Material provided:
====
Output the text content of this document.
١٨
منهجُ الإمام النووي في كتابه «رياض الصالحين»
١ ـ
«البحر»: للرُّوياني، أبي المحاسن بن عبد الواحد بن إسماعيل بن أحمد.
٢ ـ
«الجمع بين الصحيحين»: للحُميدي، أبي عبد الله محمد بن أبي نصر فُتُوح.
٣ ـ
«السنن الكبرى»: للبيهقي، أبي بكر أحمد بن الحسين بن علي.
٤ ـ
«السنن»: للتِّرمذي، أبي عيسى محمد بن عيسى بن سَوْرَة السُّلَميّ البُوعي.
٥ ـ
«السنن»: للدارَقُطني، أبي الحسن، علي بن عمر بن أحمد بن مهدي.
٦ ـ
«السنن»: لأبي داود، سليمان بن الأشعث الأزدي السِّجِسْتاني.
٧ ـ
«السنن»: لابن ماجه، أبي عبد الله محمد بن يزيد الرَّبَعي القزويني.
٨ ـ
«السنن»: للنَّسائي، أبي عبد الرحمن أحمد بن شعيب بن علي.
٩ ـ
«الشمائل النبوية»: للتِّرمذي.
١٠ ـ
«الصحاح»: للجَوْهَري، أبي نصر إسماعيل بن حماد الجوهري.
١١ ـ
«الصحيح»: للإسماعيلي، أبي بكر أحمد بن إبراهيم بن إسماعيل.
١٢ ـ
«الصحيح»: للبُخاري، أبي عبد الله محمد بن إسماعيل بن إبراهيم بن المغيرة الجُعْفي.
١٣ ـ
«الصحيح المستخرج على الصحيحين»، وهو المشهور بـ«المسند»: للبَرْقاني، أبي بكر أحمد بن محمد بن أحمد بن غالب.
====
Task to complete: Could you quote the material above in full, exactly as it stands?

Task output:
Output the text content of this document.
١٨
منهجُ الإمام النووي في كتابه «رياض الصالحين»
١ ـ
«البحر»: للرُّوياني، أبي المحاسن بن عبد الواحد بن إسماعيل بن أحمد.
٢ ـ
«الجمع بين الصحيحين»: للحُميدي، أبي عبد الله محمد بن أبي نصر فُتُوح.
٣ ـ
«السنن الكبرى»: للبيهقي، أبي بكر أحمد بن الحسين بن علي.
٤ ـ
«السنن»: للتِّرمذي، أبي عيسى محمد بن عيسى بن سَوْرَة السُّلَميّ البُوعي.
٥ ـ
«السنن»: للدارَقُطني، أبي الحسن، علي بن عمر بن أحمد بن مهدي.
٦ ـ
«السنن»: لأبي داود، سليمان بن الأشعث الأزدي السِّجِسْتاني.
٧ ـ
«السنن»: لابن ماجه، أبي عبد الله محمد بن يزيد الرَّبَعي القزويني.
٨ ـ
«السنن»: للنَّسائي، أبي عبد الرحمن أحمد بن شعيب بن علي.
٩ ـ
«الشمائل النبوية»: للتِّرمذي.
١٠ ـ
«الصحاح»: للجَوْهَري، أبي نصر إسماعيل بن حماد الجوهري.
١١ ـ
«الصحيح»: للإسماعيلي، أبي بكر أحمد بن إبراهيم بن إسماعيل.
١٢ ـ
«الصحيح»: للبُخاري، أبي عبد الله محمد بن إسماعيل بن إبراهيم بن المغيرة الجُعْفي.
١٣ ـ
«الصحيح المستخرج على الصحيحين»، وهو المشهور بـ«المسند»: للبَرْقاني، أبي بكر أحمد بن محمد بن أحمد بن غالب.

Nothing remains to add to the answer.